Read the records below and copy each line that contains "Development".

Records for the exercise

◆ ◆ ◆

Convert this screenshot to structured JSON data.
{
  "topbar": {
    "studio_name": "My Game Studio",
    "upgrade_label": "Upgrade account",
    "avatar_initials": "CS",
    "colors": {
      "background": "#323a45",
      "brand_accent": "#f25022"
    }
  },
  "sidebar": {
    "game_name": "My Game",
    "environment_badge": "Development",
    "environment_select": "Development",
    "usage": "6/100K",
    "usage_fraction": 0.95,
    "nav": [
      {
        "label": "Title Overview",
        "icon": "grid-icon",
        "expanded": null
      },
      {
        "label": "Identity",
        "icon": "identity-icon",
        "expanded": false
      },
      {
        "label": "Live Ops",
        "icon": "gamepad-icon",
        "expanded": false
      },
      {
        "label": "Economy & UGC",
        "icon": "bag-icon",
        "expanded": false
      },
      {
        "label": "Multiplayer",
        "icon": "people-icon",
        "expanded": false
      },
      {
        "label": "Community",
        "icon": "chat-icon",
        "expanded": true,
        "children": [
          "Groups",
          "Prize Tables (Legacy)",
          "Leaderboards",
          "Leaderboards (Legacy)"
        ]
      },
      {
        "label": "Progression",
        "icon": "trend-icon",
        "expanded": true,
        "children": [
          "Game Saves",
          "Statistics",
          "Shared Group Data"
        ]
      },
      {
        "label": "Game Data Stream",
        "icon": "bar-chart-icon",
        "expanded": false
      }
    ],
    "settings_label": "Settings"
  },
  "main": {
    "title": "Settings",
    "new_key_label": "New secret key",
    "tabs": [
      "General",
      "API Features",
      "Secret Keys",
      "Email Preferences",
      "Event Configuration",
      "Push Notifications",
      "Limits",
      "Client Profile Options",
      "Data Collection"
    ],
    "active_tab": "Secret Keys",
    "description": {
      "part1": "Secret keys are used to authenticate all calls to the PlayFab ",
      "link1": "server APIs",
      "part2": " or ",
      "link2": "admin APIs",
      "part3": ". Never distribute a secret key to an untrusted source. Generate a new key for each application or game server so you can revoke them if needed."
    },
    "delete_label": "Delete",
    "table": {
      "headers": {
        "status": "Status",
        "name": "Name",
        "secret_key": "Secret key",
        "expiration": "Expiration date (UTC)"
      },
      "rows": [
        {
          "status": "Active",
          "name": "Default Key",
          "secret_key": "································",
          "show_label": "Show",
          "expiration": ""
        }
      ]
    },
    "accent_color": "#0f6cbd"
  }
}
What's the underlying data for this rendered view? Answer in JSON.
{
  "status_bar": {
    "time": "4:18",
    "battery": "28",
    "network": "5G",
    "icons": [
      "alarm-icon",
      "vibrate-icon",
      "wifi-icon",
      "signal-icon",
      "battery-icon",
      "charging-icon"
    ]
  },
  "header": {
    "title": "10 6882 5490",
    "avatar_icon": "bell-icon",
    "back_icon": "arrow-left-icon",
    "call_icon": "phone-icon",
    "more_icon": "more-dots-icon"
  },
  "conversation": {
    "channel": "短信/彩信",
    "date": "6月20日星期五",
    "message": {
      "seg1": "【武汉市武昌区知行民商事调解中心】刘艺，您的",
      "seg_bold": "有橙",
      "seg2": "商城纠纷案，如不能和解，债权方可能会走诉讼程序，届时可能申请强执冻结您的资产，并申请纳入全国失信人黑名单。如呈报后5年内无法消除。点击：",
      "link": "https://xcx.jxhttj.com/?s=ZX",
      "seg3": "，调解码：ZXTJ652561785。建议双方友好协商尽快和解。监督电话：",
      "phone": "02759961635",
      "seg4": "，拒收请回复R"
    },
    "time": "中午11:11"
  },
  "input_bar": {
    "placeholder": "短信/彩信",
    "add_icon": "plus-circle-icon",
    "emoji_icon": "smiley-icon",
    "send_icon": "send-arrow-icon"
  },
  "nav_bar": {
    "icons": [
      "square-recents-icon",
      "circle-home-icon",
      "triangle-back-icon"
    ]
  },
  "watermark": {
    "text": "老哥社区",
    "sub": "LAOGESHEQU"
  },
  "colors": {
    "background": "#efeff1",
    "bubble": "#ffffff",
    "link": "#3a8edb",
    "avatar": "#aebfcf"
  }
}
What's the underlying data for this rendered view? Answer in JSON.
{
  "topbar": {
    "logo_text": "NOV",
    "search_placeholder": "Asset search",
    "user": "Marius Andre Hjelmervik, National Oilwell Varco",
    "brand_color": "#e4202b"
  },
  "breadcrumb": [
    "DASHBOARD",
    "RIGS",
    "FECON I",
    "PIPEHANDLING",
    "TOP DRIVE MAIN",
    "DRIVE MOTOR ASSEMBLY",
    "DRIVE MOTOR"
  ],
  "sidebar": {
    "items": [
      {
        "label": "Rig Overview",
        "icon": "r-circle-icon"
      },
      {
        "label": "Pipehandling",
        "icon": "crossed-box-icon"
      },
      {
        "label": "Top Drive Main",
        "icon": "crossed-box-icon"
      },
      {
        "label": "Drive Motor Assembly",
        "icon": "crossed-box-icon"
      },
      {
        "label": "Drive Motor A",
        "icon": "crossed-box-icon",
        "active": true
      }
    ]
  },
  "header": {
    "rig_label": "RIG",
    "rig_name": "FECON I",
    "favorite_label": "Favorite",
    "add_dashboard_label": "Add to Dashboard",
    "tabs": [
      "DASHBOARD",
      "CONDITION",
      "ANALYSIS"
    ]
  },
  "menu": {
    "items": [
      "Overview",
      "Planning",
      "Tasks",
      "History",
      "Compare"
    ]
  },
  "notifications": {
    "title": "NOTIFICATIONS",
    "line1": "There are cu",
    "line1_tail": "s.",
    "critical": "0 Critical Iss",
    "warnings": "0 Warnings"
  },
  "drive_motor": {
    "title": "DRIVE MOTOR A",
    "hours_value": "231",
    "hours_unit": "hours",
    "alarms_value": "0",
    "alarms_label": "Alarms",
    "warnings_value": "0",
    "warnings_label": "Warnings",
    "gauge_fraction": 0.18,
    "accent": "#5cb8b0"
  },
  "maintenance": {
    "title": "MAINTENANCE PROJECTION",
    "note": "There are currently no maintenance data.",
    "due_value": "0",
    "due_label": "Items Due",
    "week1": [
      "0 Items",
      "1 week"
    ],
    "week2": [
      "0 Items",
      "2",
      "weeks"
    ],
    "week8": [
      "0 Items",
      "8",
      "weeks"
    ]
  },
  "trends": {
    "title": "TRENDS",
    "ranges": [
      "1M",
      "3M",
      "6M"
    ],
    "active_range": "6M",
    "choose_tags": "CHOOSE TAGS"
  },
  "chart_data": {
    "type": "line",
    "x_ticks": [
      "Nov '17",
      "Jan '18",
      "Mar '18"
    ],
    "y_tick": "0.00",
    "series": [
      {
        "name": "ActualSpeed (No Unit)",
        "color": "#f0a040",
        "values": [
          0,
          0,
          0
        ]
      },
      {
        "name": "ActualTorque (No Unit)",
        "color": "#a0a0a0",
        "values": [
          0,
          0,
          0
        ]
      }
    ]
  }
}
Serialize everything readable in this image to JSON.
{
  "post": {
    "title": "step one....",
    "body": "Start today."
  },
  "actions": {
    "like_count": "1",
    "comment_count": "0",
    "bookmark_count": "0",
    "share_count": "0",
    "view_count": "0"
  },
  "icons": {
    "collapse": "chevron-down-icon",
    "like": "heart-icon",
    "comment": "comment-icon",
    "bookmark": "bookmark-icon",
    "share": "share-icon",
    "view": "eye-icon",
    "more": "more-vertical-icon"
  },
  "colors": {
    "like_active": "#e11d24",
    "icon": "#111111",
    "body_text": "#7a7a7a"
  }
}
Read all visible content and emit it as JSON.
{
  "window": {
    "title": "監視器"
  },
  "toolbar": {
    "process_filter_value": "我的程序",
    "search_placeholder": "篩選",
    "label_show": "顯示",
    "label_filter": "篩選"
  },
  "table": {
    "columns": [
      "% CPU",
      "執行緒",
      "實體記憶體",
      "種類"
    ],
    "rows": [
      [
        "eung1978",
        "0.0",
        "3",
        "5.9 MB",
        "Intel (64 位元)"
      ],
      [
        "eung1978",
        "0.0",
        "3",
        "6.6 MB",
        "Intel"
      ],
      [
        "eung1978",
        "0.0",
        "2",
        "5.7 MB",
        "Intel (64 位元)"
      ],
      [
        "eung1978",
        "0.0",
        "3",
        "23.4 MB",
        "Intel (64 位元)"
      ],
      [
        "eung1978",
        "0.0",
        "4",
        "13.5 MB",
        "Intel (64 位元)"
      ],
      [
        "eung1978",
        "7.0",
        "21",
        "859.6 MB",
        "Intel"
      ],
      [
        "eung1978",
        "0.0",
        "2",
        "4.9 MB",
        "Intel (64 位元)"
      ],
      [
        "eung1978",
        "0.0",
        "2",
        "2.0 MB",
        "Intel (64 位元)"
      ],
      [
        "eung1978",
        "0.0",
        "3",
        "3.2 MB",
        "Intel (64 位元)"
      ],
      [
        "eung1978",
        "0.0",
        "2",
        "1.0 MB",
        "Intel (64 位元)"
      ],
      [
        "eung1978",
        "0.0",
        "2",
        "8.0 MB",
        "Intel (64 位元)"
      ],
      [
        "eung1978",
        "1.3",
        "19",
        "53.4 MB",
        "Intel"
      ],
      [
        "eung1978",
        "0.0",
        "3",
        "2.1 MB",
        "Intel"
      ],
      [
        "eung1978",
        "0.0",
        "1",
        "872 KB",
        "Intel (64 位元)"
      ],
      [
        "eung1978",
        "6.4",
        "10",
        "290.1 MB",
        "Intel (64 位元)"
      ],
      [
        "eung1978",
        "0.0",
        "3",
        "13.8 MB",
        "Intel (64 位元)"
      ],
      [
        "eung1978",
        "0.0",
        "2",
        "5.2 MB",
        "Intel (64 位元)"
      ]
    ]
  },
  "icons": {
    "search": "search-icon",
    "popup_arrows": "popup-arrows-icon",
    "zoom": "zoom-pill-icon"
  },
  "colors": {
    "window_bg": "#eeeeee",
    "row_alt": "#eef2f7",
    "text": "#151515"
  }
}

◆ ◆ ◆

Written solution
    "environment_badge": "Development",
    "environment_select": "Development",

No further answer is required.